What you should do:
Locate and copy each line in the data that contains the word "arcsec".

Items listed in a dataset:
· · · ·

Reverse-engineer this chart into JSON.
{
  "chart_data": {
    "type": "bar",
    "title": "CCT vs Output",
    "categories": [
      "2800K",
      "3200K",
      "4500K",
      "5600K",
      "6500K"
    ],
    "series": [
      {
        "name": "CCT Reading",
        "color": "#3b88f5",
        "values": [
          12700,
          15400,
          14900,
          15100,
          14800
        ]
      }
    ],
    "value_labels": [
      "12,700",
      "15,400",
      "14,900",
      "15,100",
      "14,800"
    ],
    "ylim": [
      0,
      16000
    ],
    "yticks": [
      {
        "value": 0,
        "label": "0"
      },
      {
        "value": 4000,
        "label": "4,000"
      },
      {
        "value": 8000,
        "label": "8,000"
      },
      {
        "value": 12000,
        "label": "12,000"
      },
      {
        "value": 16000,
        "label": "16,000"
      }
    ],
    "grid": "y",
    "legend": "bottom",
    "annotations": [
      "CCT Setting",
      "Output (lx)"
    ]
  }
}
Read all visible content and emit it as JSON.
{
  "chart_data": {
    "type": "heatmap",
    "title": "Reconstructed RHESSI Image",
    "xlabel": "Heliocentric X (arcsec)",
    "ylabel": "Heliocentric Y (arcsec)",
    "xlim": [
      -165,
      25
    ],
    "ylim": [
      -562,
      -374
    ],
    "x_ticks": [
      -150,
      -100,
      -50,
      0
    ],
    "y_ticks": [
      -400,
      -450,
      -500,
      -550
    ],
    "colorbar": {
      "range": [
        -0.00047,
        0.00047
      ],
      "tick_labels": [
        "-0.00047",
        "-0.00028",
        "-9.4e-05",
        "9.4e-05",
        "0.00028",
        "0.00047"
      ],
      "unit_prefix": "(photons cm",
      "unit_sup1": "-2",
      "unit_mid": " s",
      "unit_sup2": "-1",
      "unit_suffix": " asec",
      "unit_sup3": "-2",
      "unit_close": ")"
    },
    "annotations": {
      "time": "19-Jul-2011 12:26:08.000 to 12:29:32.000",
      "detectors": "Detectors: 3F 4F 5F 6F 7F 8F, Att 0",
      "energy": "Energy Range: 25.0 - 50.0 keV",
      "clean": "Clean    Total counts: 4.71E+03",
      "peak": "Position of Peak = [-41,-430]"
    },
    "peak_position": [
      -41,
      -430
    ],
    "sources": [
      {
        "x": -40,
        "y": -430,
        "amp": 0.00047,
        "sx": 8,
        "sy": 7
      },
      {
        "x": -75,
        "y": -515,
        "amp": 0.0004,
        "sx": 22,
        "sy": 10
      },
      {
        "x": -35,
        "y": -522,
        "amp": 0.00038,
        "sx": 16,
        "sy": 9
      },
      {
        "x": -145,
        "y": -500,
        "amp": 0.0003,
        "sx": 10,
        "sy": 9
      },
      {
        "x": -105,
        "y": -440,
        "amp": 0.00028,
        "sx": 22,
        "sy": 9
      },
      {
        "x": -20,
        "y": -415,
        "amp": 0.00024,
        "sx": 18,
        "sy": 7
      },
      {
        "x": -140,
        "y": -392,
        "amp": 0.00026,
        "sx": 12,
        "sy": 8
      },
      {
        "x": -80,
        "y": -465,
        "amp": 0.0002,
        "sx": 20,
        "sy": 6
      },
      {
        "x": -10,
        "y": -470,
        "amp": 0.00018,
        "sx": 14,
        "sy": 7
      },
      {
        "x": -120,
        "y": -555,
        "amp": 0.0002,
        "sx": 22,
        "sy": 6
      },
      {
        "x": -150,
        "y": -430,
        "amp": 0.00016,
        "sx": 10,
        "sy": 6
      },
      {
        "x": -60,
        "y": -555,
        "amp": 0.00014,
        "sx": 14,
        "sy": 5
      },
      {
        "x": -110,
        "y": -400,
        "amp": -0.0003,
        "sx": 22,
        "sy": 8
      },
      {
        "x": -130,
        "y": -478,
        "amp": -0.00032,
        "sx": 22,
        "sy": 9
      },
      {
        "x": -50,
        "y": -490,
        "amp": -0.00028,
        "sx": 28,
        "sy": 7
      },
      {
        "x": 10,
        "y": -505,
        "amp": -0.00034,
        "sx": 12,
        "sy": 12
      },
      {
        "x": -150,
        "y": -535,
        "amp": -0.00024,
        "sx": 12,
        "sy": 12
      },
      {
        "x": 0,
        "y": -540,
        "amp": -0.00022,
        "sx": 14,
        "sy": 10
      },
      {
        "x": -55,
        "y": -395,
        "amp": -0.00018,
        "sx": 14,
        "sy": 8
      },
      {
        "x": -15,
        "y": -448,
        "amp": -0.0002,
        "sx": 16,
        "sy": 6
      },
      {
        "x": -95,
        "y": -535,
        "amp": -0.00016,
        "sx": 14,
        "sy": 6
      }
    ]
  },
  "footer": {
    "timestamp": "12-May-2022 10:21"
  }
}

· · · ·

Task solution:
    "xlabel": "Heliocentric X (arcsec)",
    "ylabel": "Heliocentric Y (arcsec)",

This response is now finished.